The data below is to be returned in full and exactly.
## start Records shown
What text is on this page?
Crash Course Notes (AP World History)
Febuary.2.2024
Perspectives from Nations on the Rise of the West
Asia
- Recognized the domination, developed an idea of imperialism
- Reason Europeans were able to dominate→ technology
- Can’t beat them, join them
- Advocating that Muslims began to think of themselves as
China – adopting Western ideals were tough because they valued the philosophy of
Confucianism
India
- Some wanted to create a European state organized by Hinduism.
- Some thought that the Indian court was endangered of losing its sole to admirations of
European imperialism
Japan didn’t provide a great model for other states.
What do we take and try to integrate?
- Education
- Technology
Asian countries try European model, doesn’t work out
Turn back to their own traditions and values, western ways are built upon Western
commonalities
## end Records shown
# [Answer to the task]
What text is on this page?
Crash Course Notes (AP World History)
Febuary.2.2024
Perspectives from Nations on the Rise of the West
Asia
- Recognized the domination, developed an idea of imperialism
- Reason Europeans were able to dominate→ technology
- Can’t beat them, join them
- Advocating that Muslims began to think of themselves as
China – adopting Western ideals were tough because they valued the philosophy of
Confucianism
India
- Some wanted to create a European state organized by Hinduism.
- Some thought that the Indian court was endangered of losing its sole to admirations of
European imperialism
Japan didn’t provide a great model for other states.
What do we take and try to integrate?
- Education
- Technology
Asian countries try European model, doesn’t work out
Turn back to their own traditions and values, western ways are built upon Western
commonalities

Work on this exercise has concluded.